> [WHAT IS NEEDED]
Take each line that has the word "Exposure" and return it.

> [SUPPLIED ENTRIES]
┄┄┄┄┄┄

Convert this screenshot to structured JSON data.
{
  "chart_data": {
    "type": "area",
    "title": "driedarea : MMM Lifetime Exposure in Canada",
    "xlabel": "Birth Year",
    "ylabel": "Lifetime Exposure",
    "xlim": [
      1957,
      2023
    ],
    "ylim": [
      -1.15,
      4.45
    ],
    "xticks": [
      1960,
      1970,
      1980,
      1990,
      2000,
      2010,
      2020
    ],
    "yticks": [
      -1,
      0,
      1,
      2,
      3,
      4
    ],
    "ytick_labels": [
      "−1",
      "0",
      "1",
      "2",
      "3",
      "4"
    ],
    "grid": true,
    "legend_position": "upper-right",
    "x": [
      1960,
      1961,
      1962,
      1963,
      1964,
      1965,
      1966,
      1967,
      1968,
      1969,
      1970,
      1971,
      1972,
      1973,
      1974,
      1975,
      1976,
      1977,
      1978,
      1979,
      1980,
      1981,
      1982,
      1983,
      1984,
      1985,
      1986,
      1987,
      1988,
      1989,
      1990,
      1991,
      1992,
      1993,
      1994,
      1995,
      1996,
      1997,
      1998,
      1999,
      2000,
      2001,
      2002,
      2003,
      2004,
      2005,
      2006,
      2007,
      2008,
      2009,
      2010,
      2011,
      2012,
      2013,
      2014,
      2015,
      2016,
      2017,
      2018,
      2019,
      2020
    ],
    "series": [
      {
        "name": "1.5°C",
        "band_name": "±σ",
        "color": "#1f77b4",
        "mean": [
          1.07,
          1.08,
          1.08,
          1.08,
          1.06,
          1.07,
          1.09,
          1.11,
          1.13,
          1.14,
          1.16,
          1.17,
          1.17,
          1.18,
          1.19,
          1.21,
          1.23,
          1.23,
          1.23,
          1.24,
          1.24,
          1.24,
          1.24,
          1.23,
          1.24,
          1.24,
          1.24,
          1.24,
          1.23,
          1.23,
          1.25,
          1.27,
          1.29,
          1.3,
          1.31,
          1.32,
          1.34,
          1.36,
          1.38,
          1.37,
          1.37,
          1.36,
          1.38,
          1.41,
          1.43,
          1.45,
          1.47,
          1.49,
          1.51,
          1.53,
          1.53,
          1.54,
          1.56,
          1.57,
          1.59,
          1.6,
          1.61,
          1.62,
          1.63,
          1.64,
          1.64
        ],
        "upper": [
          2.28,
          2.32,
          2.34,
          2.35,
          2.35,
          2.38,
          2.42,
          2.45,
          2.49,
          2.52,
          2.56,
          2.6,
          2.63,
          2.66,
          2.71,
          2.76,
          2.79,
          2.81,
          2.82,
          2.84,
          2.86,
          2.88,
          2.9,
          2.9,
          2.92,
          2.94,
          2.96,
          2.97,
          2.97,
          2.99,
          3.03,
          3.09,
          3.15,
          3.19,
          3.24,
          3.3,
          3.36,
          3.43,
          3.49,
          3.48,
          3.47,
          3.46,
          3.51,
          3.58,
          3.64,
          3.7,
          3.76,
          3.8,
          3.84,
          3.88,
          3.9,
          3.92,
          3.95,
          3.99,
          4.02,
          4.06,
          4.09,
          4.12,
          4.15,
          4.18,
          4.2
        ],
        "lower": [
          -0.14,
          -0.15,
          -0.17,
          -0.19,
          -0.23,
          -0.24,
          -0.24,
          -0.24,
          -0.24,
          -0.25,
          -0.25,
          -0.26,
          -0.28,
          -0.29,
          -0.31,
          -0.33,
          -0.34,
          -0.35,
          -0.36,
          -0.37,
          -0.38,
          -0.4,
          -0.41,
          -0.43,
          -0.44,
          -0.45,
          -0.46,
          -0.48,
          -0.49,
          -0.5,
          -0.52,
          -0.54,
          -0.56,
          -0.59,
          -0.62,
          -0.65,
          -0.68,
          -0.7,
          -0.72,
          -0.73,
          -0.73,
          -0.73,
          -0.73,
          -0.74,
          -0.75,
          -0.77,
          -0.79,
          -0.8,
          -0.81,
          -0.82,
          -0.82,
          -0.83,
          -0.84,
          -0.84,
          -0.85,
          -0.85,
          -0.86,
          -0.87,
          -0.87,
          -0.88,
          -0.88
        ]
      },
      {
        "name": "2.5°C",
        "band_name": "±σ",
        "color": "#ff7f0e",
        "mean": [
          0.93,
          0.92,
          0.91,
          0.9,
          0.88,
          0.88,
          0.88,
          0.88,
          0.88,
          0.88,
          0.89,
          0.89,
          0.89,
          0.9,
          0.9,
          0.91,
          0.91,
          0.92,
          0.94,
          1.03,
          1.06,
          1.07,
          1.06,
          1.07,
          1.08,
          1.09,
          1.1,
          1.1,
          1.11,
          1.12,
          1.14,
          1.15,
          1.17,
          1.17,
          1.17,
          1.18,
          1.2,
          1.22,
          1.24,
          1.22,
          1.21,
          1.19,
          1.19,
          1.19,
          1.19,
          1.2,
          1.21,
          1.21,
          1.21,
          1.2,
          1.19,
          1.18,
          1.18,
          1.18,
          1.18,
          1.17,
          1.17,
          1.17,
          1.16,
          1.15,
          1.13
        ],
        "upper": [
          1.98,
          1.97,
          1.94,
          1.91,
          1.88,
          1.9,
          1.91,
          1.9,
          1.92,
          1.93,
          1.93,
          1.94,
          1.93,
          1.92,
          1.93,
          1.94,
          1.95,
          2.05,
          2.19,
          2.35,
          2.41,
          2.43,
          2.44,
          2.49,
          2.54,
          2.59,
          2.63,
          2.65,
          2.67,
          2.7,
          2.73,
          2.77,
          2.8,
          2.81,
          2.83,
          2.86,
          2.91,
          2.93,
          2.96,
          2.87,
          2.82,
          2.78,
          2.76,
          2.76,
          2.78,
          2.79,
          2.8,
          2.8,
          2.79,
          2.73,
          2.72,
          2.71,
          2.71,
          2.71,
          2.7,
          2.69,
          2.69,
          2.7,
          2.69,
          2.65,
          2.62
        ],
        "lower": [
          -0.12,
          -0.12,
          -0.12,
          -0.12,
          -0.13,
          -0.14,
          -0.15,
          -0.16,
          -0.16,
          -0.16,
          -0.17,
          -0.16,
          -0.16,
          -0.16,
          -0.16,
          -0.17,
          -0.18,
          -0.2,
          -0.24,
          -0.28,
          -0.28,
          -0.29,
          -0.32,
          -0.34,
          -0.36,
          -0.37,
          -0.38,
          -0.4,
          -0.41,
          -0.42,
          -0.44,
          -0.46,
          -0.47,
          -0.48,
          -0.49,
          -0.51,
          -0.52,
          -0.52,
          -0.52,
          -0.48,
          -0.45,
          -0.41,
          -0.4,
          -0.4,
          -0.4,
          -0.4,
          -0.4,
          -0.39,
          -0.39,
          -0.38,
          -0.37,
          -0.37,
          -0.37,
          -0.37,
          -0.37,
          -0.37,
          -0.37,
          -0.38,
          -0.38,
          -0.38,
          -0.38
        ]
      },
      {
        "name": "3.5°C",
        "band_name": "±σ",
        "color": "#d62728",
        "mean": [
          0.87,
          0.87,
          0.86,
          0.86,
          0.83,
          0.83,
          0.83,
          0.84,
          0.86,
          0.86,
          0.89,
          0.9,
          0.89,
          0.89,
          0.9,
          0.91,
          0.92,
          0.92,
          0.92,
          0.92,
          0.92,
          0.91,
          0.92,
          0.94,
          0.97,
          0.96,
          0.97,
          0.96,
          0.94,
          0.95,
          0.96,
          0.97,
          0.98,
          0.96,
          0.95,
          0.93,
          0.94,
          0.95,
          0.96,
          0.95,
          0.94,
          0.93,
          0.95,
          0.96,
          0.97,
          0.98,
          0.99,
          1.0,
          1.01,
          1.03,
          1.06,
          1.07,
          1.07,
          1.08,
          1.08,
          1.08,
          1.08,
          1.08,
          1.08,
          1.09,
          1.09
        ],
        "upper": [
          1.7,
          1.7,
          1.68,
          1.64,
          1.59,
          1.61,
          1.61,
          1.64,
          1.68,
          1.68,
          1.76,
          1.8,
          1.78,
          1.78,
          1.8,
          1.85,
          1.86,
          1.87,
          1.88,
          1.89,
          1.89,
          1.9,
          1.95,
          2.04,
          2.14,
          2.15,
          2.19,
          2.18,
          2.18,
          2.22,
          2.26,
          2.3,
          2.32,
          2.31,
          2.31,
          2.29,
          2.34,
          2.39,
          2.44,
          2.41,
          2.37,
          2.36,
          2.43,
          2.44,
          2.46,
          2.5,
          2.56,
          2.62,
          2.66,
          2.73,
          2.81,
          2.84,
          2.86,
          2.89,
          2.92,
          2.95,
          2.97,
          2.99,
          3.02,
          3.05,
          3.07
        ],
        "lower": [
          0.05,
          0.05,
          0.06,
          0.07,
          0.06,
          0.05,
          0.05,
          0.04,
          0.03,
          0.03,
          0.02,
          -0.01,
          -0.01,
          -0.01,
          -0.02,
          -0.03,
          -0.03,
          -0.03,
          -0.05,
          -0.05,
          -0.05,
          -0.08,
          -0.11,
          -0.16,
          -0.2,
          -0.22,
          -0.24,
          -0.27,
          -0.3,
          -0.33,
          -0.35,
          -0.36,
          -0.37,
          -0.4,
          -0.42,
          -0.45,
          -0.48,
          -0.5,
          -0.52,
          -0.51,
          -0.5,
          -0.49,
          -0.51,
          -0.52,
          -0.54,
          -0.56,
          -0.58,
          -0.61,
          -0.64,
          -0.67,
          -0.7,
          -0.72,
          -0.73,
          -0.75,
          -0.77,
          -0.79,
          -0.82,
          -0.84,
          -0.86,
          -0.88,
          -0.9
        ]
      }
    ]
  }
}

┄┄┄┄┄┄

> [SOLUTION TO THIS PROBLEM]
    "title": "driedarea : MMM Lifetime Exposure in Canada",
    "ylabel": "Lifetime Exposure",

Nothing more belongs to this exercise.